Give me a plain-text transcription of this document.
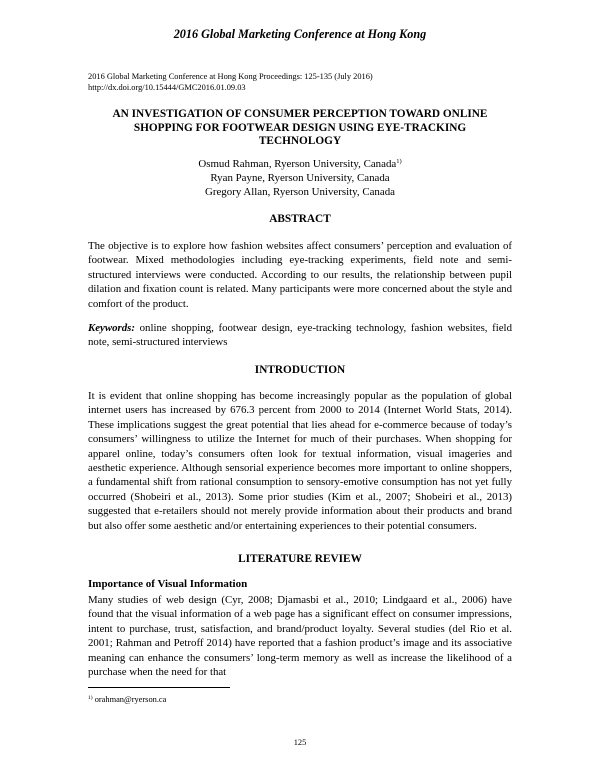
2016 Global Marketing Conference at Hong Kong
2016 Global Marketing Conference at Hong Kong Proceedings: 125-135 (July 2016)
http://dx.doi.org/10.15444/GMC2016.01.09.03
AN INVESTIGATION OF CONSUMER PERCEPTION TOWARD ONLINE
SHOPPING FOR FOOTWEAR DESIGN USING EYE-TRACKING
TECHNOLOGY
Osmud Rahman, Ryerson University, Canada$^{1)}$
Ryan Payne, Ryerson University, Canada
Gregory Allan, Ryerson University, Canada
ABSTRACT
The objective is to explore how fashion websites affect consumers’ perception and evaluation of footwear. Mixed methodologies including eye-tracking experiments, field note and semi-structured interviews were conducted. According to our results, the relationship between pupil dilation and fixation count is related. Many participants were more concerned about the style and comfort of the product.
Keywords: online shopping, footwear design, eye-tracking technology, fashion websites, field note, semi-structured interviews
INTRODUCTION
It is evident that online shopping has become increasingly popular as the population of global internet users has increased by 676.3 percent from 2000 to 2014 (Internet World Stats, 2014). These implications suggest the great potential that lies ahead for e-commerce because of today’s consumers’ willingness to utilize the Internet for much of their purchases. When shopping for apparel online, today’s consumers often look for textual information, visual imageries and aesthetic experience. Although sensorial experience becomes more important to online shoppers, a fundamental shift from rational consumption to sensory-emotive consumption has not yet fully occurred (Shobeiri et al., 2013). Some prior studies (Kim et al., 2007; Shobeiri et al., 2013) suggested that e-retailers should not merely provide information about their products and brand but also offer some aesthetic and/or entertaining experiences to their potential consumers.
LITERATURE REVIEW
Importance of Visual Information
Many studies of web design (Cyr, 2008; Djamasbi et al., 2010; Lindgaard et al., 2006) have found that the visual information of a web page has a significant effect on consumer impressions, intent to purchase, trust, satisfaction, and brand/product loyalty. Several studies (del Rio et al. 2001; Rahman and Petroff 2014) have reported that a fashion product’s image and its associative meaning can enhance the consumers’ long-term memory as well as increase the likelihood of a purchase when the need for that
$^{1)}$ orahman@ryerson.ca
125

• **Task to complete**
Reproduce all of the entries word for word, skipping any pictures they hold.

• **Exercise answer**
Give me a plain-text transcription of this document.
2016 Global Marketing Conference at Hong Kong
2016 Global Marketing Conference at Hong Kong Proceedings: 125-135 (July 2016)
http://dx.doi.org/10.15444/GMC2016.01.09.03
AN INVESTIGATION OF CONSUMER PERCEPTION TOWARD ONLINE
SHOPPING FOR FOOTWEAR DESIGN USING EYE-TRACKING
TECHNOLOGY
Osmud Rahman, Ryerson University, Canada$^{1)}$
Ryan Payne, Ryerson University, Canada
Gregory Allan, Ryerson University, Canada
ABSTRACT
The objective is to explore how fashion websites affect consumers’ perception and evaluation of footwear. Mixed methodologies including eye-tracking experiments, field note and semi-structured interviews were conducted. According to our results, the relationship between pupil dilation and fixation count is related. Many participants were more concerned about the style and comfort of the product.
Keywords: online shopping, footwear design, eye-tracking technology, fashion websites, field note, semi-structured interviews
INTRODUCTION
It is evident that online shopping has become increasingly popular as the population of global internet users has increased by 676.3 percent from 2000 to 2014 (Internet World Stats, 2014). These implications suggest the great potential that lies ahead for e-commerce because of today’s consumers’ willingness to utilize the Internet for much of their purchases. When shopping for apparel online, today’s consumers often look for textual information, visual imageries and aesthetic experience. Although sensorial experience becomes more important to online shoppers, a fundamental shift from rational consumption to sensory-emotive consumption has not yet fully occurred (Shobeiri et al., 2013). Some prior studies (Kim et al., 2007; Shobeiri et al., 2013) suggested that e-retailers should not merely provide information about their products and brand but also offer some aesthetic and/or entertaining experiences to their potential consumers.
LITERATURE REVIEW
Importance of Visual Information
Many studies of web design (Cyr, 2008; Djamasbi et al., 2010; Lindgaard et al., 2006) have found that the visual information of a web page has a significant effect on consumer impressions, intent to purchase, trust, satisfaction, and brand/product loyalty. Several studies (del Rio et al. 2001; Rahman and Petroff 2014) have reported that a fashion product’s image and its associative meaning can enhance the consumers’ long-term memory as well as increase the likelihood of a purchase when the need for that
$^{1)}$ orahman@ryerson.ca
125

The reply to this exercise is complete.